[Stored records]
========================

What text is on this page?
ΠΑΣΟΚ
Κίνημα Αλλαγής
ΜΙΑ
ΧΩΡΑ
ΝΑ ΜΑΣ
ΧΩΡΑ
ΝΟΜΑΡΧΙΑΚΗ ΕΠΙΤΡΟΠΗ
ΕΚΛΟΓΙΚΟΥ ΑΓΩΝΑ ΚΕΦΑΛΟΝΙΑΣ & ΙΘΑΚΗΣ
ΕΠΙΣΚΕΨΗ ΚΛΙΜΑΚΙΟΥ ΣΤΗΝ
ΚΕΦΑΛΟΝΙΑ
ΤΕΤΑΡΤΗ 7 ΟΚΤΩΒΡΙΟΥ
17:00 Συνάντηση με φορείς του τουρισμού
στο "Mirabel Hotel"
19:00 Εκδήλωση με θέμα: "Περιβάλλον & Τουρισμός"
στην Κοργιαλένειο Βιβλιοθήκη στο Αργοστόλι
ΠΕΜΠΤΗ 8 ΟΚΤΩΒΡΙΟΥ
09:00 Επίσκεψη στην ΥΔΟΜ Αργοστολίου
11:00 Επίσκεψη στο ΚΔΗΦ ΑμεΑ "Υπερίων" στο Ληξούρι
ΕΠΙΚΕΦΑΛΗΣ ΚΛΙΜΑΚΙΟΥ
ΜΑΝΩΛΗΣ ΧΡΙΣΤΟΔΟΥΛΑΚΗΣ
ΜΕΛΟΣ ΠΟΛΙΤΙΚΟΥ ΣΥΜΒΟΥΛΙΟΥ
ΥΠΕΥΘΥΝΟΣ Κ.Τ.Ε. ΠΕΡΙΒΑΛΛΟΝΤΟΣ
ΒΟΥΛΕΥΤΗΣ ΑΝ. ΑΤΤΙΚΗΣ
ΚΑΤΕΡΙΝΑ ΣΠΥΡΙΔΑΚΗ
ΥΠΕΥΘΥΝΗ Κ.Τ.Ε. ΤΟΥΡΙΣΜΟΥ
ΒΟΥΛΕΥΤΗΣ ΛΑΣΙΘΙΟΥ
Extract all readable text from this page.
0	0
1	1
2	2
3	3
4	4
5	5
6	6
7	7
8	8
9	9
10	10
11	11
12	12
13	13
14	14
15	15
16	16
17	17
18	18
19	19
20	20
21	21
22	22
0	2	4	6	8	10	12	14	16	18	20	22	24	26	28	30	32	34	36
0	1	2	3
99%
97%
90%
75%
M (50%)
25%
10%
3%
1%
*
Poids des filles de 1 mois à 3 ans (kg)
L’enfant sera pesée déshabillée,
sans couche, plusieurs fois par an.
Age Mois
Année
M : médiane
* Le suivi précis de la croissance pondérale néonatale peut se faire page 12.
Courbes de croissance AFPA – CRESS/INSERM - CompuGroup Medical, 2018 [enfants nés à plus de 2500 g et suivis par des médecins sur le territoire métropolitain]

========================

## Given instruction
Set down the entries above again, word for word.

## Answer in full
What text is on this page?
ΠΑΣΟΚ
Κίνημα Αλλαγής
ΜΙΑ
ΧΩΡΑ
ΝΑ ΜΑΣ
ΧΩΡΑ
ΝΟΜΑΡΧΙΑΚΗ ΕΠΙΤΡΟΠΗ
ΕΚΛΟΓΙΚΟΥ ΑΓΩΝΑ ΚΕΦΑΛΟΝΙΑΣ & ΙΘΑΚΗΣ
ΕΠΙΣΚΕΨΗ ΚΛΙΜΑΚΙΟΥ ΣΤΗΝ
ΚΕΦΑΛΟΝΙΑ
ΤΕΤΑΡΤΗ 7 ΟΚΤΩΒΡΙΟΥ
17:00 Συνάντηση με φορείς του τουρισμού
στο "Mirabel Hotel"
19:00 Εκδήλωση με θέμα: "Περιβάλλον & Τουρισμός"
στην Κοργιαλένειο Βιβλιοθήκη στο Αργοστόλι
ΠΕΜΠΤΗ 8 ΟΚΤΩΒΡΙΟΥ
09:00 Επίσκεψη στην ΥΔΟΜ Αργοστολίου
11:00 Επίσκεψη στο ΚΔΗΦ ΑμεΑ "Υπερίων" στο Ληξούρι
ΕΠΙΚΕΦΑΛΗΣ ΚΛΙΜΑΚΙΟΥ
ΜΑΝΩΛΗΣ ΧΡΙΣΤΟΔΟΥΛΑΚΗΣ
ΜΕΛΟΣ ΠΟΛΙΤΙΚΟΥ ΣΥΜΒΟΥΛΙΟΥ
ΥΠΕΥΘΥΝΟΣ Κ.Τ.Ε. ΠΕΡΙΒΑΛΛΟΝΤΟΣ
ΒΟΥΛΕΥΤΗΣ ΑΝ. ΑΤΤΙΚΗΣ
ΚΑΤΕΡΙΝΑ ΣΠΥΡΙΔΑΚΗ
ΥΠΕΥΘΥΝΗ Κ.Τ.Ε. ΤΟΥΡΙΣΜΟΥ
ΒΟΥΛΕΥΤΗΣ ΛΑΣΙΘΙΟΥ
Extract all readable text from this page.
0	0
1	1
2	2
3	3
4	4
5	5
6	6
7	7
8	8
9	9
10	10
11	11
12	12
13	13
14	14
15	15
16	16
17	17
18	18
19	19
20	20
21	21
22	22
0	2	4	6	8	10	12	14	16	18	20	22	24	26	28	30	32	34	36
0	1	2	3
99%
97%
90%
75%
M (50%)
25%
10%
3%
1%
*
Poids des filles de 1 mois à 3 ans (kg)
L’enfant sera pesée déshabillée,
sans couche, plusieurs fois par an.
Age Mois
Année
M : médiane
* Le suivi précis de la croissance pondérale néonatale peut se faire page 12.
Courbes de croissance AFPA – CRESS/INSERM - CompuGroup Medical, 2018 [enfants nés à plus de 2500 g et suivis par des médecins sur le territoire métropolitain]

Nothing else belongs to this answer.